• [INSTRUCTIONS TO FOLLOW]: Among the lines below, count those with "gevoelige". Give only the number.

[Stored dataset items]
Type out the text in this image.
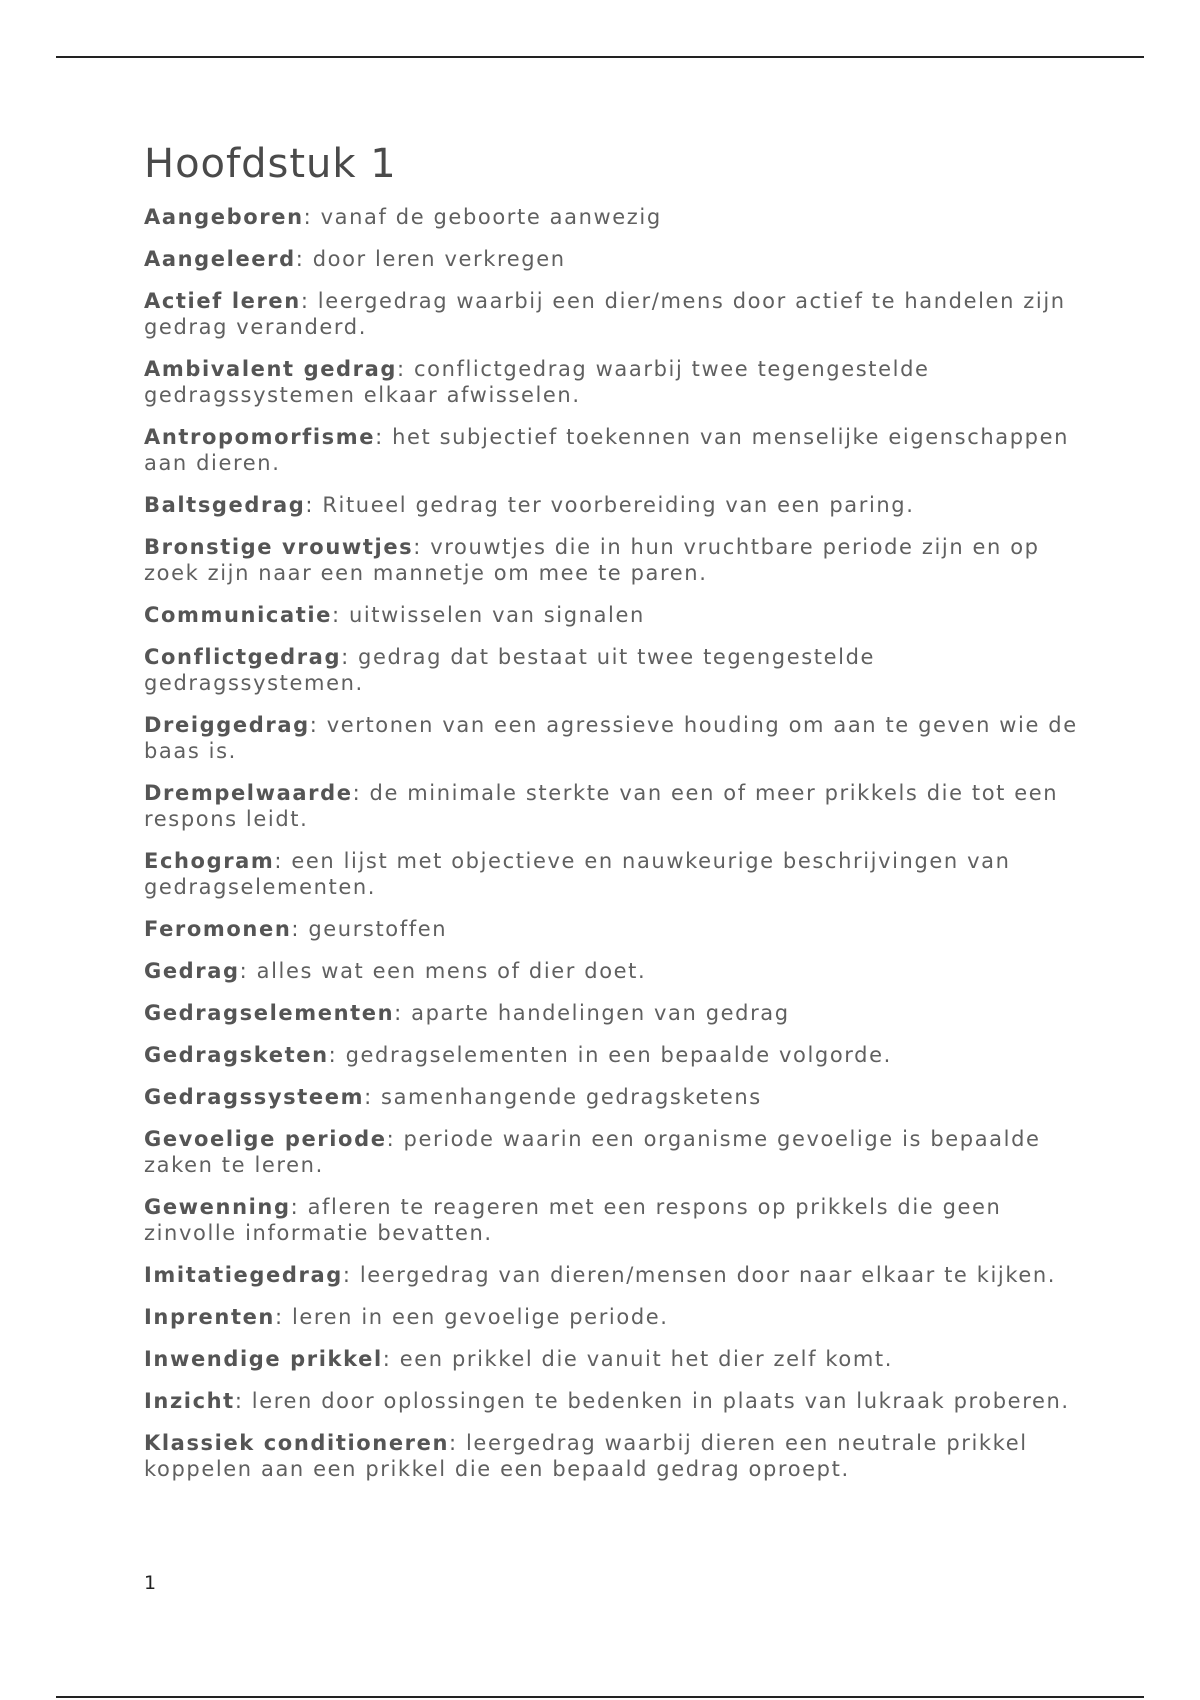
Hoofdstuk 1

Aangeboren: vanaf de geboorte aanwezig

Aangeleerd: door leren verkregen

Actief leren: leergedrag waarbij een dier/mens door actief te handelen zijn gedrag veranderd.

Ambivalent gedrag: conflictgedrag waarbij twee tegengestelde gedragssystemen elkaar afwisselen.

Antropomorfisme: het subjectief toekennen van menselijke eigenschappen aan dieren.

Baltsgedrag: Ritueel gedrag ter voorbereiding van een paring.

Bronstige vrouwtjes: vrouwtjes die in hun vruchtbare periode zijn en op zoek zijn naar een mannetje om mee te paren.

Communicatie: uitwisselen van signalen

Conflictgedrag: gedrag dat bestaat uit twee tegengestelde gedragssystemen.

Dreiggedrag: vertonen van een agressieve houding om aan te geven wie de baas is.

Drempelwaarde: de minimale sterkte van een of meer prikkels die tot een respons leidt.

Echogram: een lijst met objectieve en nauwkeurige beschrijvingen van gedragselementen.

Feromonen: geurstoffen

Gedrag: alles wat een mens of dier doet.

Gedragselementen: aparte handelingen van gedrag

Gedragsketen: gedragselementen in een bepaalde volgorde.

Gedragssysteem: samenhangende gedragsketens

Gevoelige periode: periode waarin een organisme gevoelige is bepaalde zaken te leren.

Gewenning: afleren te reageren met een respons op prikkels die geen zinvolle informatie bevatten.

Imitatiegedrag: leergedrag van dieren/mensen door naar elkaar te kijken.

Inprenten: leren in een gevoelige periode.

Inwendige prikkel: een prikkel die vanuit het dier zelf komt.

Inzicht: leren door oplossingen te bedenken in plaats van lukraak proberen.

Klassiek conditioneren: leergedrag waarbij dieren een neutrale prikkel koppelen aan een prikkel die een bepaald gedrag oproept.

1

--

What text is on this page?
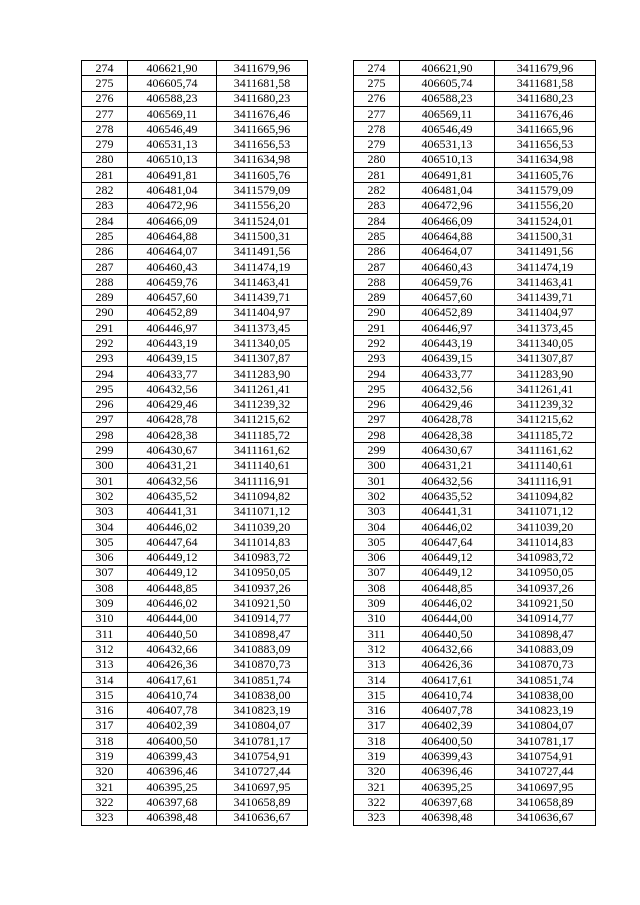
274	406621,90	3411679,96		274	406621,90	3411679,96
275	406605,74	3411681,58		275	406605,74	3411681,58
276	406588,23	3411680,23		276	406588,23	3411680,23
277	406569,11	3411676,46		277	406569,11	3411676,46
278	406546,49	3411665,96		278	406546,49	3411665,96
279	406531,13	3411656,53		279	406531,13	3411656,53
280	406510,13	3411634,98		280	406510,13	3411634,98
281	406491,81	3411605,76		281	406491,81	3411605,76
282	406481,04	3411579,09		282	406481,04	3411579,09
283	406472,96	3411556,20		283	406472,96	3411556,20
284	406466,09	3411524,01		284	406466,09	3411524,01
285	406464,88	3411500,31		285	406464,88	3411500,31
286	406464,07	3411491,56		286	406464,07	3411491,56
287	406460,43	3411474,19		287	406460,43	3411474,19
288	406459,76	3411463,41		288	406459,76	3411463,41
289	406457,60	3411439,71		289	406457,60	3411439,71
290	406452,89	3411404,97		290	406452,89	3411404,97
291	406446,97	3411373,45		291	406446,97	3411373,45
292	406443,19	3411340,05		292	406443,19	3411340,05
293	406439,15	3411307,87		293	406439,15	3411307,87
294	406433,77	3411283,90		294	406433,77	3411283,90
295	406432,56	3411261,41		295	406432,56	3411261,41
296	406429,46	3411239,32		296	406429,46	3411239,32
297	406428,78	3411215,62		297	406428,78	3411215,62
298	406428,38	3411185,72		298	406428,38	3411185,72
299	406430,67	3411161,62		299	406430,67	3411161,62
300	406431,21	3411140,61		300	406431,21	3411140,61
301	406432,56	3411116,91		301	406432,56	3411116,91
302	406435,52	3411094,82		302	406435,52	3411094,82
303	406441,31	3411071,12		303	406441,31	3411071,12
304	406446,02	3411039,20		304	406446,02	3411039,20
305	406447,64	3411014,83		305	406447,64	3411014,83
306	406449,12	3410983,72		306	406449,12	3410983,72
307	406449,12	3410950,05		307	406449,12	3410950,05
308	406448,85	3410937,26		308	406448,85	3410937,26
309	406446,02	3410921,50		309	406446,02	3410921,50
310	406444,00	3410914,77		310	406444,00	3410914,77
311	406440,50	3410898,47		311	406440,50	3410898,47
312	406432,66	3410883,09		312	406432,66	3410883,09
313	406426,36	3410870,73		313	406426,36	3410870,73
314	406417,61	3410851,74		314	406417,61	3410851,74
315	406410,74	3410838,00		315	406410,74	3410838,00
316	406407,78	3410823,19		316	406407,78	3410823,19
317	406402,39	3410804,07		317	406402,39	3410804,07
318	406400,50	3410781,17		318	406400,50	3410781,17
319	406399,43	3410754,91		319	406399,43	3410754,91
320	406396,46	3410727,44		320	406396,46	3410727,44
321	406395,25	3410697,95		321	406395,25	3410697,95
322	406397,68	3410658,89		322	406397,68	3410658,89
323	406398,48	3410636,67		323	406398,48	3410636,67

• [OUTPUT OF THE TASK]: 2